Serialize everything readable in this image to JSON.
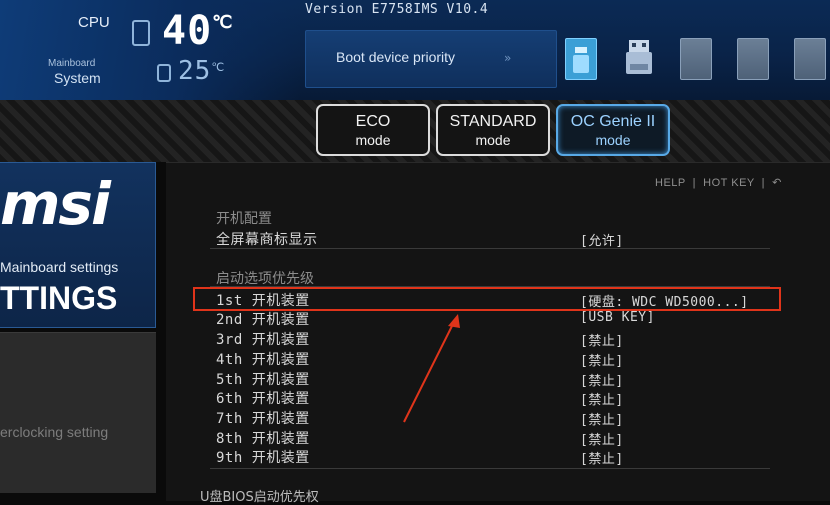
{
  "header": {
    "cpu_label": "CPU",
    "mainboard_label": "Mainboard",
    "system_label": "System",
    "cpu_temp": "40",
    "system_temp": "25",
    "temp_unit": "℃",
    "version": "Version E7758IMS V10.4",
    "boot_priority_label": "Boot device priority",
    "boot_arrows": "»"
  },
  "modes": {
    "eco": {
      "line1": "ECO",
      "line2": "mode"
    },
    "standard": {
      "line1": "STANDARD",
      "line2": "mode"
    },
    "oc": {
      "line1": "OC Genie II",
      "line2": "mode"
    }
  },
  "left": {
    "logo": "msi",
    "mainboard_settings": "Mainboard settings",
    "settings": "TTINGS",
    "overclocking": "erclocking setting"
  },
  "help": {
    "help": "HELP",
    "divider": "|",
    "hotkey": "HOT KEY",
    "back": "↶"
  },
  "settings": {
    "section1": "开机配置",
    "fullscreen_logo": {
      "label": "全屏幕商标显示",
      "value": "[允许]"
    },
    "section2": "启动选项优先级",
    "boot_devices": [
      {
        "label": "1st 开机装置",
        "value": "[硬盘: WDC WD5000...]"
      },
      {
        "label": "2nd 开机装置",
        "value": "[USB KEY]"
      },
      {
        "label": "3rd 开机装置",
        "value": "[禁止]"
      },
      {
        "label": "4th 开机装置",
        "value": "[禁止]"
      },
      {
        "label": "5th 开机装置",
        "value": "[禁止]"
      },
      {
        "label": "6th 开机装置",
        "value": "[禁止]"
      },
      {
        "label": "7th 开机装置",
        "value": "[禁止]"
      },
      {
        "label": "8th 开机装置",
        "value": "[禁止]"
      },
      {
        "label": "9th 开机装置",
        "value": "[禁止]"
      }
    ],
    "bottom_item": "U盘BIOS启动优先权"
  },
  "colors": {
    "highlight": "#e0341a",
    "accent_blue": "#3b9fd6"
  }
}
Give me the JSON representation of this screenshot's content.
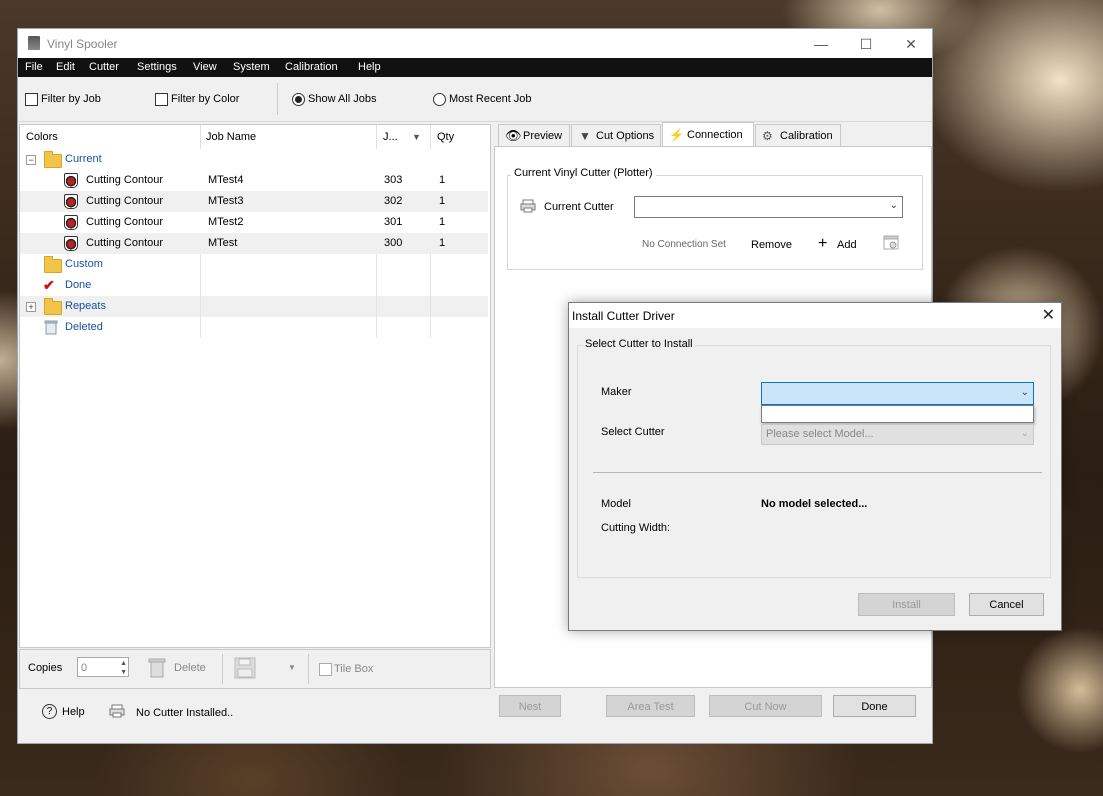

The request ▸
Only the number is wanted: how many lines of the material contain the word "settings"?

Task output ▸
3